## Excerpted data
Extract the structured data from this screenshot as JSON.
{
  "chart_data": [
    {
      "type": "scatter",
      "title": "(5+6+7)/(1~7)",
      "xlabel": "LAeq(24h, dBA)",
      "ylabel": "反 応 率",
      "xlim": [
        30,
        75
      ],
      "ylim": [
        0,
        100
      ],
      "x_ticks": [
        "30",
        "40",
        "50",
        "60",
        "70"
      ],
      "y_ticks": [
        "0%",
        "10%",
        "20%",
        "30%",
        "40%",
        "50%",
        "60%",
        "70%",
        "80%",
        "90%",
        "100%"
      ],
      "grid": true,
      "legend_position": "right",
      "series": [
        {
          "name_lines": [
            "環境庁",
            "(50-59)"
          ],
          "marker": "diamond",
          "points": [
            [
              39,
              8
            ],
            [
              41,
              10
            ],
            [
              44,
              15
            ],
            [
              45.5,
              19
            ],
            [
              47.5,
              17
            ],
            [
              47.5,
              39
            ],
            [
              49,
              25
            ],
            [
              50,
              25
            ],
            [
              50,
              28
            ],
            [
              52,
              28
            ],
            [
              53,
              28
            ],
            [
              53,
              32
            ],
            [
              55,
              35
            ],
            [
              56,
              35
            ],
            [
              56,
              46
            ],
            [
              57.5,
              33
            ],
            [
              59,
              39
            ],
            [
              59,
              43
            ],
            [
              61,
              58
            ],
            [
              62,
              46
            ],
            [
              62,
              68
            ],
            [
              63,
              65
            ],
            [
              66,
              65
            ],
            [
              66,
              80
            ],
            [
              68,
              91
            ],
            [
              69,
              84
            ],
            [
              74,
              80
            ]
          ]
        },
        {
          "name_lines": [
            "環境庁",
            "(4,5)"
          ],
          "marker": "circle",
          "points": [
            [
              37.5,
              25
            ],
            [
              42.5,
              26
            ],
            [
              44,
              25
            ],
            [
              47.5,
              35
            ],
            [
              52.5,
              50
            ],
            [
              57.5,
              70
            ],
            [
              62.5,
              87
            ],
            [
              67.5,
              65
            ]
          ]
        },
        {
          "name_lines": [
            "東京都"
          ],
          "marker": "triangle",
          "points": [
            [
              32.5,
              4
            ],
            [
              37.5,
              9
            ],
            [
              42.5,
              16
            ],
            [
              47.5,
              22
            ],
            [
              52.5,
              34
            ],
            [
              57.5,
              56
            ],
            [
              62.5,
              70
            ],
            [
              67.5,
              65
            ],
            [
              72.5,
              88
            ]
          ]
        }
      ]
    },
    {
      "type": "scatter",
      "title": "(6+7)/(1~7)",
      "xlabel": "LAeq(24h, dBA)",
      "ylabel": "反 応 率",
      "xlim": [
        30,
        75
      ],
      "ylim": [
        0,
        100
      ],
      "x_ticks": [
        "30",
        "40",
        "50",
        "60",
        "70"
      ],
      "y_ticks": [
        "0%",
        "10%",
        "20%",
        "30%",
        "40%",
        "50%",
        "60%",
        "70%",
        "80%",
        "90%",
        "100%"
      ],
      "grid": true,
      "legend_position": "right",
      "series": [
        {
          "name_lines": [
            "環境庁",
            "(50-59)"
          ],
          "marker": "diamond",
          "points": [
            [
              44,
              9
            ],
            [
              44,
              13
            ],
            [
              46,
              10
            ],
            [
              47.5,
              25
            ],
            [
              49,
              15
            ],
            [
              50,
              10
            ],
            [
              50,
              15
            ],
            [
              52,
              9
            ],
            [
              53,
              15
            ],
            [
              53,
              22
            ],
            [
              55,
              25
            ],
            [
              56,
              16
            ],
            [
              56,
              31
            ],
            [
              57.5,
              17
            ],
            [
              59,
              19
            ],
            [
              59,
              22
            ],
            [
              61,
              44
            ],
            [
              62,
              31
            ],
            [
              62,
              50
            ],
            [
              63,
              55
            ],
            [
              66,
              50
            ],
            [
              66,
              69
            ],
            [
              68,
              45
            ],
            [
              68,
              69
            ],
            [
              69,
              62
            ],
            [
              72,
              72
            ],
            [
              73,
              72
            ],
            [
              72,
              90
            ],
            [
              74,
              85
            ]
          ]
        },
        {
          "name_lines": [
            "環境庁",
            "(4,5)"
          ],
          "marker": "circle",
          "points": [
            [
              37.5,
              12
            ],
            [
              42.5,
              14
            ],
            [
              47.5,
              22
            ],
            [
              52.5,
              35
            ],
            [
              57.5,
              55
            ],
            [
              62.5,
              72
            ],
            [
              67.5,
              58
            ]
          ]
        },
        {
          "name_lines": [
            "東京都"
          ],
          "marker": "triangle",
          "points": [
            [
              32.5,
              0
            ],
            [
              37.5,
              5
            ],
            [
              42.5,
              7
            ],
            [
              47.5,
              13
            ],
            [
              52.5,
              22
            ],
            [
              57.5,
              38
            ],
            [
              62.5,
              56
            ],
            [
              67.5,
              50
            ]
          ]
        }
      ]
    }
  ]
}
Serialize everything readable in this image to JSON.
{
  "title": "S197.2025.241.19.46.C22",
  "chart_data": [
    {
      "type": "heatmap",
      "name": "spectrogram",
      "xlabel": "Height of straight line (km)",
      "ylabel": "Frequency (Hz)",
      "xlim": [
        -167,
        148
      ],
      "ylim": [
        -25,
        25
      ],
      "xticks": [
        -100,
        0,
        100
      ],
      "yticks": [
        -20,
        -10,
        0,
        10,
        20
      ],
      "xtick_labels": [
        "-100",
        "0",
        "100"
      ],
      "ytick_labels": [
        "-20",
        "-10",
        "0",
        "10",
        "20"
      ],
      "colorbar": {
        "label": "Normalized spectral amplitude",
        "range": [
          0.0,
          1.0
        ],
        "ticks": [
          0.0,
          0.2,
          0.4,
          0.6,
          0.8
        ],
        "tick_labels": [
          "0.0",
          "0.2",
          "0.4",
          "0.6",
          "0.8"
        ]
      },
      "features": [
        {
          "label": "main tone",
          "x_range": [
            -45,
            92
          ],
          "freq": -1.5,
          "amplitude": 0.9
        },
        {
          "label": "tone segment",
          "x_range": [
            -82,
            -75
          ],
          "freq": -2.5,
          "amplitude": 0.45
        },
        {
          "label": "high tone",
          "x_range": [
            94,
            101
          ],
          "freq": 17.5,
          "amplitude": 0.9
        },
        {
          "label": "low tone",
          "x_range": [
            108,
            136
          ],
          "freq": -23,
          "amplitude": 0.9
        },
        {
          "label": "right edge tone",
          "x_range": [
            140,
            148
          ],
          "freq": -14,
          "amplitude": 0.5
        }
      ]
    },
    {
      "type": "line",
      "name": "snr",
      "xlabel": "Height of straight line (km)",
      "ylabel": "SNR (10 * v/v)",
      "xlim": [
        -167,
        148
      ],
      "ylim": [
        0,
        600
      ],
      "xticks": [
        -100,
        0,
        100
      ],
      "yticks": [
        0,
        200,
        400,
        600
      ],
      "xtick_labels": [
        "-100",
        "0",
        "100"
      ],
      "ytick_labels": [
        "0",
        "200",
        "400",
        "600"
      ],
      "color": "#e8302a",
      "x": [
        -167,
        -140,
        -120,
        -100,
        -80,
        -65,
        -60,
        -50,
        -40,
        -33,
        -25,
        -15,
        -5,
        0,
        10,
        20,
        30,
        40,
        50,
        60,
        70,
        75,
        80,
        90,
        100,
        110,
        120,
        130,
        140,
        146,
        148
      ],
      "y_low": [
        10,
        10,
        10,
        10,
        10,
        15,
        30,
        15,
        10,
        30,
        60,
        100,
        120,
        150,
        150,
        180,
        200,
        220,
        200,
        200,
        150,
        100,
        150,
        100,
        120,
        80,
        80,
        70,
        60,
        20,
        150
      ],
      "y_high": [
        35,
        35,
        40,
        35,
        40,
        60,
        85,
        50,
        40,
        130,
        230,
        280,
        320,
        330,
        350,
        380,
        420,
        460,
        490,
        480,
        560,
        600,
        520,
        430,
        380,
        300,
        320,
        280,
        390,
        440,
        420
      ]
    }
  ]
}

## Written task
Find every line in the listing that holds the string "this", then say how many there are as a bare number.

## Written answer
2